»»

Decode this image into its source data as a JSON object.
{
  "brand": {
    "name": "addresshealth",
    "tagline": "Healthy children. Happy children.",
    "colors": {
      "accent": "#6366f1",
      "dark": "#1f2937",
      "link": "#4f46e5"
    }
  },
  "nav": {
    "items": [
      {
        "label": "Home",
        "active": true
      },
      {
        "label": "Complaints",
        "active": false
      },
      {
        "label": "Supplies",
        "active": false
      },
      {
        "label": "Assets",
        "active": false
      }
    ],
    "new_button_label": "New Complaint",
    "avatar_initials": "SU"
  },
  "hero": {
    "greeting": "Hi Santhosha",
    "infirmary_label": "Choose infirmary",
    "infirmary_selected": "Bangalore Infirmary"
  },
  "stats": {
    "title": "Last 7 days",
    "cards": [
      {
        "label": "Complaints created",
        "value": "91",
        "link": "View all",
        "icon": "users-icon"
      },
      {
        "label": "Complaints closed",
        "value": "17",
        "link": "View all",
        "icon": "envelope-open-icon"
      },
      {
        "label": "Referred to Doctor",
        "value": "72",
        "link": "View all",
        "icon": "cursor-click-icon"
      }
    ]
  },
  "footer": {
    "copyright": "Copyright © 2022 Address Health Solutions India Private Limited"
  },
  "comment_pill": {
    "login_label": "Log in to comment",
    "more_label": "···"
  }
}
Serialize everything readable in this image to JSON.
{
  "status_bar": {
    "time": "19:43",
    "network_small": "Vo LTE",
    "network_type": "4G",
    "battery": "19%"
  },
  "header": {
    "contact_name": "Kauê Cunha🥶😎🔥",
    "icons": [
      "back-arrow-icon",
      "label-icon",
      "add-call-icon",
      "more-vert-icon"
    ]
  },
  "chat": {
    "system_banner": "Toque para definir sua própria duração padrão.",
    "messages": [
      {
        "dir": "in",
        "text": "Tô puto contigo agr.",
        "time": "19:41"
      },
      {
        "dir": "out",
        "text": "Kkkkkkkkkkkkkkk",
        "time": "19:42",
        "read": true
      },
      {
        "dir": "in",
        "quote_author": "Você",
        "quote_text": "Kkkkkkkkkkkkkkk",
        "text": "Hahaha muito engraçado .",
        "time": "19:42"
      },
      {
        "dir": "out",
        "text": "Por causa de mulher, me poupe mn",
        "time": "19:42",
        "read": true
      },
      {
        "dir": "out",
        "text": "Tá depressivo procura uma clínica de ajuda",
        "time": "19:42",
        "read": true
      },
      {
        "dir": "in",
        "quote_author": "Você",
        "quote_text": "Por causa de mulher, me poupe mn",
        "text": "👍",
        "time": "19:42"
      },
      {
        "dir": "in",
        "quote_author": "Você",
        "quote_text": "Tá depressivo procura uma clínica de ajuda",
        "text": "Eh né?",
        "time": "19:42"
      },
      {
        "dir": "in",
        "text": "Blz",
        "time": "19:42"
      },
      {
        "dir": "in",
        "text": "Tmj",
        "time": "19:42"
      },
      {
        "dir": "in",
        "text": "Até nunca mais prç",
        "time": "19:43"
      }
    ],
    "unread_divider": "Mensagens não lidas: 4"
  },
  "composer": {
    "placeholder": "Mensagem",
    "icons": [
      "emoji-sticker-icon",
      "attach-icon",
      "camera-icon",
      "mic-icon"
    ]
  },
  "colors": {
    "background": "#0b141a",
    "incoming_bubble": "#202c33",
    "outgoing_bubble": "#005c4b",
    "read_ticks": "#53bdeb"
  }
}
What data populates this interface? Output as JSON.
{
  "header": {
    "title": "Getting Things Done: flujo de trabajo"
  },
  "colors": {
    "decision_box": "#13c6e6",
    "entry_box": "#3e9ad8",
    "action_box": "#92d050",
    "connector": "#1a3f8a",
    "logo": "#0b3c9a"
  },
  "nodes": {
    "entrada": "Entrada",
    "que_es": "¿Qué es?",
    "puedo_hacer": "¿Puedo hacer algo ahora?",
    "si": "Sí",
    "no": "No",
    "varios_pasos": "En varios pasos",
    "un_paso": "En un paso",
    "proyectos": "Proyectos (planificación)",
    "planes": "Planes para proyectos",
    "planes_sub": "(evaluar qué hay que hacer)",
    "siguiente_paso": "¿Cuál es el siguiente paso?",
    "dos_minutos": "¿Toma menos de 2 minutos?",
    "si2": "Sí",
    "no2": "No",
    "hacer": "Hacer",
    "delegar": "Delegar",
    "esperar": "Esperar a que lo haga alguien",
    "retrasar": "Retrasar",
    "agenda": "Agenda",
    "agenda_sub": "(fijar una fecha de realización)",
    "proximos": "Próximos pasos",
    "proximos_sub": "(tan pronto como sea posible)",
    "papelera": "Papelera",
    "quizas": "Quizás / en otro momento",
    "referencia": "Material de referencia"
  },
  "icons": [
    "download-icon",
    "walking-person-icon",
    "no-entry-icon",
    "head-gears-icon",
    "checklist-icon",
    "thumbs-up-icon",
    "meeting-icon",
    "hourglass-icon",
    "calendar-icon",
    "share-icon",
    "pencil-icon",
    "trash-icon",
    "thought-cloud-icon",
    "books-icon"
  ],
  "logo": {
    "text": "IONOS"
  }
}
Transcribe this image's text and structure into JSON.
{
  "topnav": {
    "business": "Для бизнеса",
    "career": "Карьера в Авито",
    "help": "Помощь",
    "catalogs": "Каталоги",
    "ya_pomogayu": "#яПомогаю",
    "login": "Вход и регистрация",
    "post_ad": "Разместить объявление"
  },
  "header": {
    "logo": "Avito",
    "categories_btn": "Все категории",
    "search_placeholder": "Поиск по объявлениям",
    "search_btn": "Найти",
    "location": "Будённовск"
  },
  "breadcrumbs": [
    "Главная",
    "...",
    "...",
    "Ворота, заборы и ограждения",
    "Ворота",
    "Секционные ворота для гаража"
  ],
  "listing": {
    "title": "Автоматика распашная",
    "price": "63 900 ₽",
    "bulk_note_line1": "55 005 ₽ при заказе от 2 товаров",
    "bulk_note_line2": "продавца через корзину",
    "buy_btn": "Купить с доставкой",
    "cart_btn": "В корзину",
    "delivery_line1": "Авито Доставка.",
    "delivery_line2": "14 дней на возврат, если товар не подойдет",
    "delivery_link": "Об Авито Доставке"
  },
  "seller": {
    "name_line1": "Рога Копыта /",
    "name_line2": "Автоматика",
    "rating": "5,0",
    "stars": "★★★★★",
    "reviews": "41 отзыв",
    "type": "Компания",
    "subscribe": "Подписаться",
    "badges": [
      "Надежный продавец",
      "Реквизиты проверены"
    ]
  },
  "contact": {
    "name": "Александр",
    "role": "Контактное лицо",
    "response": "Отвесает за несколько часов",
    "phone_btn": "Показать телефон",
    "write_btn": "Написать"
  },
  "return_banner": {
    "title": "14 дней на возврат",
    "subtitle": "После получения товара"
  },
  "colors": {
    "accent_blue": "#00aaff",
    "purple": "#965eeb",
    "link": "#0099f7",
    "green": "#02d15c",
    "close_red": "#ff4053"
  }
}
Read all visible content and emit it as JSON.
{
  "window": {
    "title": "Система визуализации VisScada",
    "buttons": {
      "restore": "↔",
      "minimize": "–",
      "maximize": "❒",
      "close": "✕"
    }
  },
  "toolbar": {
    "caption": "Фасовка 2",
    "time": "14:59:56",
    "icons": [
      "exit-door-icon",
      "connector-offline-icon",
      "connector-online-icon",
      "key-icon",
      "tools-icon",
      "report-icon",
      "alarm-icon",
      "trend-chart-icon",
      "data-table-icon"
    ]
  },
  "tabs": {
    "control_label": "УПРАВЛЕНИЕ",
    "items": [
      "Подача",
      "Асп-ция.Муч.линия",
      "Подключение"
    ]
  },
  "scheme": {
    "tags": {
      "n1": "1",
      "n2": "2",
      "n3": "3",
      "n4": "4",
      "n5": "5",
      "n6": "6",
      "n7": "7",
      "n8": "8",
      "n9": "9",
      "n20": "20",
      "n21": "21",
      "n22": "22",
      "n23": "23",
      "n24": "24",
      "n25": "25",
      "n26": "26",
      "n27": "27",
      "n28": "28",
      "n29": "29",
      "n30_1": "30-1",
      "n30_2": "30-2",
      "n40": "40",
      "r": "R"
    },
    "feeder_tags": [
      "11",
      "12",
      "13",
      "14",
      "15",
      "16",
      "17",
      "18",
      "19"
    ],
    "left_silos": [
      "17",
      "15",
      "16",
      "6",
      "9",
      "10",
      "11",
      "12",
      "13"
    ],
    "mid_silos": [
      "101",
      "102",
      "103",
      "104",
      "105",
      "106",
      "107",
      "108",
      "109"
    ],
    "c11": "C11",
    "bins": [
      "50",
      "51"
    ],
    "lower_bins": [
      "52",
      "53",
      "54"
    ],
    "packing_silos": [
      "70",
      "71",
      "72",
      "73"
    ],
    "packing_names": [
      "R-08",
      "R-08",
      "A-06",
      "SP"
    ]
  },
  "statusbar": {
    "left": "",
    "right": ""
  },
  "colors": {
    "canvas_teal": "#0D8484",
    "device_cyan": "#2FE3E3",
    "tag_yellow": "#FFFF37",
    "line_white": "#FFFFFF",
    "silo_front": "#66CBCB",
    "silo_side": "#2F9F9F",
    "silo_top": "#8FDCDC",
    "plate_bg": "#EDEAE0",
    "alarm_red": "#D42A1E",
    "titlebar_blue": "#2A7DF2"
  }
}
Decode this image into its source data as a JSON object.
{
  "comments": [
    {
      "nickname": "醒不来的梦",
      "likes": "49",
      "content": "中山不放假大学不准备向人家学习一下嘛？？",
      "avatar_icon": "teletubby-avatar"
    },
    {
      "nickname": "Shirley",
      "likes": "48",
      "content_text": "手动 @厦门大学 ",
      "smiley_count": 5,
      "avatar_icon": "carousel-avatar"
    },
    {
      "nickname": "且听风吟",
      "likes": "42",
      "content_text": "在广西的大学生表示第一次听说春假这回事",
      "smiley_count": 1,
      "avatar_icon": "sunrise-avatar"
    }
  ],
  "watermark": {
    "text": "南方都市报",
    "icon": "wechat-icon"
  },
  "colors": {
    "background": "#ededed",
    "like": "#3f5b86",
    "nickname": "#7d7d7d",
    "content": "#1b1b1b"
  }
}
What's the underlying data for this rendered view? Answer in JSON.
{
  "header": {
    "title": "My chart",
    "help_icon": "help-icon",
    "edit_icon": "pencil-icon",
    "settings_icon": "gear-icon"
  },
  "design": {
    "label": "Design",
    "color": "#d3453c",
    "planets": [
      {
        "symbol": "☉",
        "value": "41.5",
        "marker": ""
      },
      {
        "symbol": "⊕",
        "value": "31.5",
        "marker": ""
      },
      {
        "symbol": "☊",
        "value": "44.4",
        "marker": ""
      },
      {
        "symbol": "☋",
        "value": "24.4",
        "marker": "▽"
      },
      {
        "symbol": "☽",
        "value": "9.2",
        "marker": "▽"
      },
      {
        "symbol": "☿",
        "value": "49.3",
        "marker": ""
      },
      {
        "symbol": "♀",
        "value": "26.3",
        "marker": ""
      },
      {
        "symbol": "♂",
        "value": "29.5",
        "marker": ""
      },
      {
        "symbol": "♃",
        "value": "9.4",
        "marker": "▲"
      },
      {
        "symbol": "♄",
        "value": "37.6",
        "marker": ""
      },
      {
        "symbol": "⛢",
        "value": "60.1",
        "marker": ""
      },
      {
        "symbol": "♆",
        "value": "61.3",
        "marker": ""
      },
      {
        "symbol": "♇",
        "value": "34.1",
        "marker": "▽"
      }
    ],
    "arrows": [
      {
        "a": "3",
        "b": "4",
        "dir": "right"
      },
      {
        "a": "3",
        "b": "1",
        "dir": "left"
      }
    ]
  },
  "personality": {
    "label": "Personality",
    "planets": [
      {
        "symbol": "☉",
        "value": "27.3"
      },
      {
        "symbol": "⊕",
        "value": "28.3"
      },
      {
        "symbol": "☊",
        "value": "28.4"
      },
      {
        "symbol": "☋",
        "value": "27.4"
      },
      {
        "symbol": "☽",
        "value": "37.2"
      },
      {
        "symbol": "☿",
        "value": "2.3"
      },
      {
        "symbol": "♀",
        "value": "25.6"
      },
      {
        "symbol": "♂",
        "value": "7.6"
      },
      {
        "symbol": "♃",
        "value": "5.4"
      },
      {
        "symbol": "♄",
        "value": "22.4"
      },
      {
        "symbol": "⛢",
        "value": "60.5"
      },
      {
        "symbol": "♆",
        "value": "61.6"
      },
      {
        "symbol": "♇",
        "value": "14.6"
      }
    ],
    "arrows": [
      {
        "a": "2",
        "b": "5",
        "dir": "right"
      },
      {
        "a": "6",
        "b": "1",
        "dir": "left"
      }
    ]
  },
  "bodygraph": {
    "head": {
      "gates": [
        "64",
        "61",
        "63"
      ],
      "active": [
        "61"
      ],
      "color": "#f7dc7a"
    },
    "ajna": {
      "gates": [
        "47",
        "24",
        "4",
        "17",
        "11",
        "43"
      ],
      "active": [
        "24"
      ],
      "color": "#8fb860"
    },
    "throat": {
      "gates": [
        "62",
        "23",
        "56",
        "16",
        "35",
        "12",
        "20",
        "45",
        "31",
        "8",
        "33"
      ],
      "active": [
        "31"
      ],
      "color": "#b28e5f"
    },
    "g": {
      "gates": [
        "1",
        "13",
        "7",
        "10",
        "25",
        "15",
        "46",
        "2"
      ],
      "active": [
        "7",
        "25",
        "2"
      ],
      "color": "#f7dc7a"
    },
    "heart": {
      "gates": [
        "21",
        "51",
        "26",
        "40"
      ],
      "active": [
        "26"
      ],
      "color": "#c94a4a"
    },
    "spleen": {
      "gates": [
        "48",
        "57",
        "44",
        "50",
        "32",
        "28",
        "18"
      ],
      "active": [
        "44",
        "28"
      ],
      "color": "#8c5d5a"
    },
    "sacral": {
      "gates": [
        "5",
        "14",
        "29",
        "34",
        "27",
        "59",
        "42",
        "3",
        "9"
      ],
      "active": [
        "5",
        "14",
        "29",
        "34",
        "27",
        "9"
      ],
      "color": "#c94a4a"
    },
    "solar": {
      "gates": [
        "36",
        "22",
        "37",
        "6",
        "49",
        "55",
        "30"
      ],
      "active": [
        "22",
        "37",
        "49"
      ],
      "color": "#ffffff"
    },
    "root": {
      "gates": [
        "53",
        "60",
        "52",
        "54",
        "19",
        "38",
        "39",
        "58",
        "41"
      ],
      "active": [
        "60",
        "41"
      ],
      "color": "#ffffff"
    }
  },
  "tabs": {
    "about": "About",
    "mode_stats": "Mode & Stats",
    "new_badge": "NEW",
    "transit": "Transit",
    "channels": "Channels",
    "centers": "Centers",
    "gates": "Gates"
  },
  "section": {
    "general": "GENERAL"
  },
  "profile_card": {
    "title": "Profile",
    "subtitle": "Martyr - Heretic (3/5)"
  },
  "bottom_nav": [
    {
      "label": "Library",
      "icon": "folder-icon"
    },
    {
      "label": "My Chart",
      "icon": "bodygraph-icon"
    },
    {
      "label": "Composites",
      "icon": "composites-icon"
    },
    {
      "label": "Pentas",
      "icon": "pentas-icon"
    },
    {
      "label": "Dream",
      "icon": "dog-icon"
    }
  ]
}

««

* _REQUIREMENTS_:
From the data above, copy out every line with the string "Авито" in it.

* _EXERCISE SOLUTION_:
    "career": "Карьера в Авито",
    "delivery_line1": "Авито Доставка.",
    "delivery_link": "Об Авито Доставке"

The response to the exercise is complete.